▶ **Goal of the exercise**: Each record below must be returned exactly as shown.

[Part of a data file]
________________

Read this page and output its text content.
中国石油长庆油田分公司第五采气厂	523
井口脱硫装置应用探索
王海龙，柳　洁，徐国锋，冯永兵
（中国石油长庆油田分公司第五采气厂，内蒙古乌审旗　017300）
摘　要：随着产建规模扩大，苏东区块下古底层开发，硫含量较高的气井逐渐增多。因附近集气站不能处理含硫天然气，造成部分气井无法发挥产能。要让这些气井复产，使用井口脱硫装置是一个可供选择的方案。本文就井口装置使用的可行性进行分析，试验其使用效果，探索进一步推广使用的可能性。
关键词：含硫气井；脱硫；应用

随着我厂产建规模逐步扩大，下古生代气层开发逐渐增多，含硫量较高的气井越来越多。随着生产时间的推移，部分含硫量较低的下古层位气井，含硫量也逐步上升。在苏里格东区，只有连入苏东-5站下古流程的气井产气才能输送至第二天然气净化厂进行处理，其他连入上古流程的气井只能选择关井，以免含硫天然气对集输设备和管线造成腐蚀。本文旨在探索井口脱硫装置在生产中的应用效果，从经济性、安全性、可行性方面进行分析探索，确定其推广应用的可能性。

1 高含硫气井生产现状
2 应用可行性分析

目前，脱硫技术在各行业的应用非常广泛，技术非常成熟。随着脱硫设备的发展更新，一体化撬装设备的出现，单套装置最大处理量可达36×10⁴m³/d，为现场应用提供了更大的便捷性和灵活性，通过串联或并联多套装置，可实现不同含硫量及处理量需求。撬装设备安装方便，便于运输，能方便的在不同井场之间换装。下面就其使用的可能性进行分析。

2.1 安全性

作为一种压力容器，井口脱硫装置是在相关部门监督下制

________________

▶ **Correct result**:
Read this page and output its text content.
中国石油长庆油田分公司第五采气厂	523
井口脱硫装置应用探索
王海龙，柳　洁，徐国锋，冯永兵
（中国石油长庆油田分公司第五采气厂，内蒙古乌审旗　017300）
摘　要：随着产建规模扩大，苏东区块下古底层开发，硫含量较高的气井逐渐增多。因附近集气站不能处理含硫天然气，造成部分气井无法发挥产能。要让这些气井复产，使用井口脱硫装置是一个可供选择的方案。本文就井口装置使用的可行性进行分析，试验其使用效果，探索进一步推广使用的可能性。
关键词：含硫气井；脱硫；应用

随着我厂产建规模逐步扩大，下古生代气层开发逐渐增多，含硫量较高的气井越来越多。随着生产时间的推移，部分含硫量较低的下古层位气井，含硫量也逐步上升。在苏里格东区，只有连入苏东-5站下古流程的气井产气才能输送至第二天然气净化厂进行处理，其他连入上古流程的气井只能选择关井，以免含硫天然气对集输设备和管线造成腐蚀。本文旨在探索井口脱硫装置在生产中的应用效果，从经济性、安全性、可行性方面进行分析探索，确定其推广应用的可能性。

1 高含硫气井生产现状
2 应用可行性分析

目前，脱硫技术在各行业的应用非常广泛，技术非常成熟。随着脱硫设备的发展更新，一体化撬装设备的出现，单套装置最大处理量可达36×10⁴m³/d，为现场应用提供了更大的便捷性和灵活性，通过串联或并联多套装置，可实现不同含硫量及处理量需求。撬装设备安装方便，便于运输，能方便的在不同井场之间换装。下面就其使用的可能性进行分析。

2.1 安全性

作为一种压力容器，井口脱硫装置是在相关部门监督下制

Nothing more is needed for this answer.